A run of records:
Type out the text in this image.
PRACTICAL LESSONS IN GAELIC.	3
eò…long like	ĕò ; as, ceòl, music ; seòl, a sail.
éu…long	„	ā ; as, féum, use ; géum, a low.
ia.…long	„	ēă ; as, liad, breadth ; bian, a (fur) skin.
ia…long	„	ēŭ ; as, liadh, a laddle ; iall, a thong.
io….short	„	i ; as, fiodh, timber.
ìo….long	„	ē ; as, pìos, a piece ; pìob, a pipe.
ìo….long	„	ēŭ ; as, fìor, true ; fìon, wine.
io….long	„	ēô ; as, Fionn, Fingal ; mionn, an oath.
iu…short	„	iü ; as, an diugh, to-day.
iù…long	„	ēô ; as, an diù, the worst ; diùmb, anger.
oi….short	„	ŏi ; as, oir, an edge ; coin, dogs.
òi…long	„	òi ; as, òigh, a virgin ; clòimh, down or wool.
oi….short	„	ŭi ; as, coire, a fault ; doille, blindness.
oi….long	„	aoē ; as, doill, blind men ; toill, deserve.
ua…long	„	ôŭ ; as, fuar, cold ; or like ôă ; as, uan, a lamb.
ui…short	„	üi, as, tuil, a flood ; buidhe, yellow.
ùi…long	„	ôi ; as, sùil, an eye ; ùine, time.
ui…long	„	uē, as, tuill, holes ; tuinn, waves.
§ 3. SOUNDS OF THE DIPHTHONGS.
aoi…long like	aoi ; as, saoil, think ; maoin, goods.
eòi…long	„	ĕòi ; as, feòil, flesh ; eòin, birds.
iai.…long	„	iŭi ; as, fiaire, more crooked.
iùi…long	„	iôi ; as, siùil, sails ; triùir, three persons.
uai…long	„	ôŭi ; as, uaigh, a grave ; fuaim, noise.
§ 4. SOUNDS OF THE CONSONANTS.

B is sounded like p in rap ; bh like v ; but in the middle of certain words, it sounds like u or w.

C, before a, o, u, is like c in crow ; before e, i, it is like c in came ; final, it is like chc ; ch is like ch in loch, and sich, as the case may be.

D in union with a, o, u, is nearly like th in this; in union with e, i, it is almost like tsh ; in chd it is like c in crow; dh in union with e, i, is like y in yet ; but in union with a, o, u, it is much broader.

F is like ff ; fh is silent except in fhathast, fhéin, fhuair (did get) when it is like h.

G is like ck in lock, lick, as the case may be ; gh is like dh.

Brief: Write the material out again in its entirety, exactly as shown.

Answer to the task:
Type out the text in this image.
PRACTICAL LESSONS IN GAELIC.	3
eò…long like	ĕò ; as, ceòl, music ; seòl, a sail.
éu…long	„	ā ; as, féum, use ; géum, a low.
ia.…long	„	ēă ; as, liad, breadth ; bian, a (fur) skin.
ia…long	„	ēŭ ; as, liadh, a laddle ; iall, a thong.
io….short	„	i ; as, fiodh, timber.
ìo….long	„	ē ; as, pìos, a piece ; pìob, a pipe.
ìo….long	„	ēŭ ; as, fìor, true ; fìon, wine.
io….long	„	ēô ; as, Fionn, Fingal ; mionn, an oath.
iu…short	„	iü ; as, an diugh, to-day.
iù…long	„	ēô ; as, an diù, the worst ; diùmb, anger.
oi….short	„	ŏi ; as, oir, an edge ; coin, dogs.
òi…long	„	òi ; as, òigh, a virgin ; clòimh, down or wool.
oi….short	„	ŭi ; as, coire, a fault ; doille, blindness.
oi….long	„	aoē ; as, doill, blind men ; toill, deserve.
ua…long	„	ôŭ ; as, fuar, cold ; or like ôă ; as, uan, a lamb.
ui…short	„	üi, as, tuil, a flood ; buidhe, yellow.
ùi…long	„	ôi ; as, sùil, an eye ; ùine, time.
ui…long	„	uē, as, tuill, holes ; tuinn, waves.
§ 3. SOUNDS OF THE DIPHTHONGS.
aoi…long like	aoi ; as, saoil, think ; maoin, goods.
eòi…long	„	ĕòi ; as, feòil, flesh ; eòin, birds.
iai.…long	„	iŭi ; as, fiaire, more crooked.
iùi…long	„	iôi ; as, siùil, sails ; triùir, three persons.
uai…long	„	ôŭi ; as, uaigh, a grave ; fuaim, noise.
§ 4. SOUNDS OF THE CONSONANTS.

B is sounded like p in rap ; bh like v ; but in the middle of certain words, it sounds like u or w.

C, before a, o, u, is like c in crow ; before e, i, it is like c in came ; final, it is like chc ; ch is like ch in loch, and sich, as the case may be.

D in union with a, o, u, is nearly like th in this; in union with e, i, it is almost like tsh ; in chd it is like c in crow; dh in union with e, i, is like y in yet ; but in union with a, o, u, it is much broader.

F is like ff ; fh is silent except in fhathast, fhéin, fhuair (did get) when it is like h.

G is like ck in lock, lick, as the case may be ; gh is like dh.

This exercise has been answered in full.